Problem description: Extract all lines that hold the string "नखपद".

Records shown:

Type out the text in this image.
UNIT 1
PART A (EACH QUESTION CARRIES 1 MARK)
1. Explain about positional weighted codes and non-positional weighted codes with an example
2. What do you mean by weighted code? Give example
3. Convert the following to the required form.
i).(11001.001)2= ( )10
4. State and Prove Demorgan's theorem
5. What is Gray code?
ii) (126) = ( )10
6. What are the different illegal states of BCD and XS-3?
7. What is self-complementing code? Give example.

--

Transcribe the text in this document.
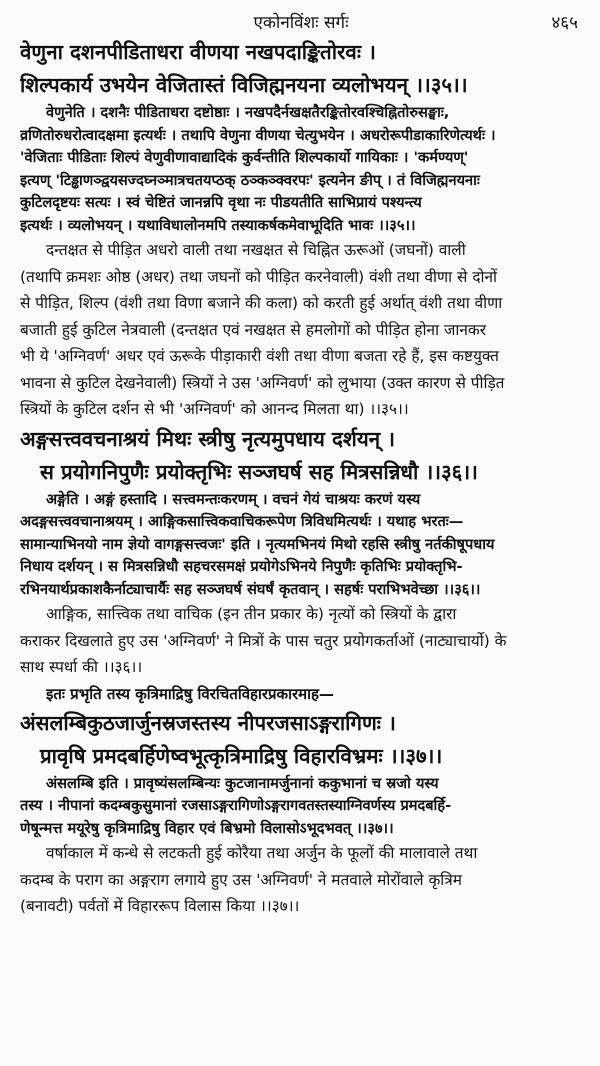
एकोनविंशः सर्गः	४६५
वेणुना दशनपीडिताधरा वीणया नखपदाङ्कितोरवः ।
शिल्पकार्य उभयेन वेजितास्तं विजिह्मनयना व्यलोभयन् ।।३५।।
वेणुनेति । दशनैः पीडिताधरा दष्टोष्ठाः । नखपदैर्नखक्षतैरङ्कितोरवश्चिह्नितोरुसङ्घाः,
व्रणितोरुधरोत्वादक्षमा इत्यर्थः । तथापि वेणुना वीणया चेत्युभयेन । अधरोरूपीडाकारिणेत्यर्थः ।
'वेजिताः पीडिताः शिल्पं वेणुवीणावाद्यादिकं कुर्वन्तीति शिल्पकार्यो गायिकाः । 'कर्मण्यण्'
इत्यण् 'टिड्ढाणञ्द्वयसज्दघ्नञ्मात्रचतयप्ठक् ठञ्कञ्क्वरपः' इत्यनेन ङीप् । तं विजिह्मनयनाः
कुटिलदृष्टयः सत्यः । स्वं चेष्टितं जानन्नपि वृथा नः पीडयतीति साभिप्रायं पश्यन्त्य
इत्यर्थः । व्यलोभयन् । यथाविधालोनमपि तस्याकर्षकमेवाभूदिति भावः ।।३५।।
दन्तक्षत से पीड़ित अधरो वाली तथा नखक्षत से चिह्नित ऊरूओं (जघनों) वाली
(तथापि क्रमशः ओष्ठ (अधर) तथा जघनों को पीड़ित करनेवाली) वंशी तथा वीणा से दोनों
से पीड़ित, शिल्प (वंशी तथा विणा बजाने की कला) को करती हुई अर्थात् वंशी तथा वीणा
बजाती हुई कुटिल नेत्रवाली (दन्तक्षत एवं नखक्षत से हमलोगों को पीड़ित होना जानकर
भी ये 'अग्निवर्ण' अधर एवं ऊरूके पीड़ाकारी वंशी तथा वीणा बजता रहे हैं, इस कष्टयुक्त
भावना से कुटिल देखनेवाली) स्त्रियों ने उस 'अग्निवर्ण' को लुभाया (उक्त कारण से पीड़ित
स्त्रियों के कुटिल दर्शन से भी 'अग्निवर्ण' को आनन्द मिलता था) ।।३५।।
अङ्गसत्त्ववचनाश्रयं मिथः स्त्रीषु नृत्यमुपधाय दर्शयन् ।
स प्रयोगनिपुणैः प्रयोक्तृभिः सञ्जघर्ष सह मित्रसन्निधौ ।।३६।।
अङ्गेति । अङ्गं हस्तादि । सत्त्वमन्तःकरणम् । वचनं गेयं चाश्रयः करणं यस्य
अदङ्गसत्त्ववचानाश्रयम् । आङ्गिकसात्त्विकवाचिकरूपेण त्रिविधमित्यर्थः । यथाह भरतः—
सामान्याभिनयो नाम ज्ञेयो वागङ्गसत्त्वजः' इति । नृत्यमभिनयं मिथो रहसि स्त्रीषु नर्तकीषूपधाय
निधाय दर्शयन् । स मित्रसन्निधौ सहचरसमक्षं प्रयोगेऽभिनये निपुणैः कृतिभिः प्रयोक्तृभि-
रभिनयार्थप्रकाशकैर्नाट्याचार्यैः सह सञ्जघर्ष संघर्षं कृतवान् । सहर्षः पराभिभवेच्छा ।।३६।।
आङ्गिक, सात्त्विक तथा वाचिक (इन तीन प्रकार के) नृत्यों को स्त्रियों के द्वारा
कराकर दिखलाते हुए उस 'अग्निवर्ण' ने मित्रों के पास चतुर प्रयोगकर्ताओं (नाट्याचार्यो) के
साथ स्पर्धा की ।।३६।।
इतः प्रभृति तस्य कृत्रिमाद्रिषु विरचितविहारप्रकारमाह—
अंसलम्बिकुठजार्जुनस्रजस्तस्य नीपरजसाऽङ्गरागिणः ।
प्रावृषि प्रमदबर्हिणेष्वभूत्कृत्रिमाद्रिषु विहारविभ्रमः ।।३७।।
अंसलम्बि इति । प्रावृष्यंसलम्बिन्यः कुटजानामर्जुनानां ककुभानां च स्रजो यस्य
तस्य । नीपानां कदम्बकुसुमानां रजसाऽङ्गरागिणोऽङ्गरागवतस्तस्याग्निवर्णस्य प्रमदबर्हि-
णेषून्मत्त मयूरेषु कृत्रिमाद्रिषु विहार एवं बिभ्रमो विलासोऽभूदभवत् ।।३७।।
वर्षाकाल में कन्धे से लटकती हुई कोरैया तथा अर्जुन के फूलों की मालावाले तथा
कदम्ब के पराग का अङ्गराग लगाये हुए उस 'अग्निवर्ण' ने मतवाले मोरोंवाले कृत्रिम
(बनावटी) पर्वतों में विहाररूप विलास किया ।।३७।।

...

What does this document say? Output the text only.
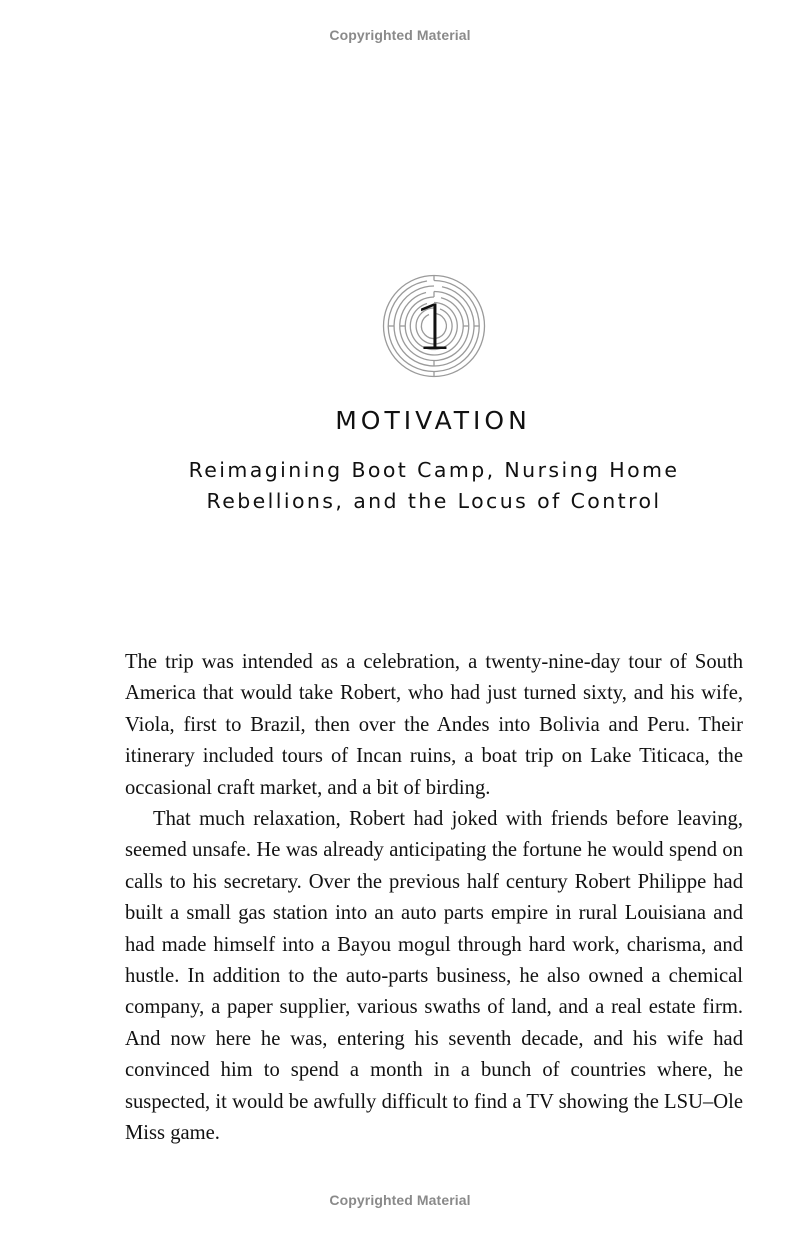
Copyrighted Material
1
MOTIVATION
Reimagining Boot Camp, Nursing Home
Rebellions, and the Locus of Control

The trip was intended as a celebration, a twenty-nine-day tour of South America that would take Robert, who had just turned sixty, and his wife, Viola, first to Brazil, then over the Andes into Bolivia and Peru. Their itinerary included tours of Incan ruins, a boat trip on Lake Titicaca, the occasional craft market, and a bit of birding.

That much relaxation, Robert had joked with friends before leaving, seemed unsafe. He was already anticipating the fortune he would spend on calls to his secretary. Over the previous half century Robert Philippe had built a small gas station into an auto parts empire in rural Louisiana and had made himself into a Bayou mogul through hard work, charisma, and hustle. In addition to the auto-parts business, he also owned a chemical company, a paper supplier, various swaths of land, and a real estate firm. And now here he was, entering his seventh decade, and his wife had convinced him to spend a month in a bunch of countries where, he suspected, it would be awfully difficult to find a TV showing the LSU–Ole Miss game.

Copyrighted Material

Task result:
वेणुना दशनपीडिताधरा वीणया नखपदाङ्कितोरवः ।
वेणुनेति । दशनैः पीडिताधरा दष्टोष्ठाः । नखपदैर्नखक्षतैरङ्कितोरवश्चिह्नितोरुसङ्घाः,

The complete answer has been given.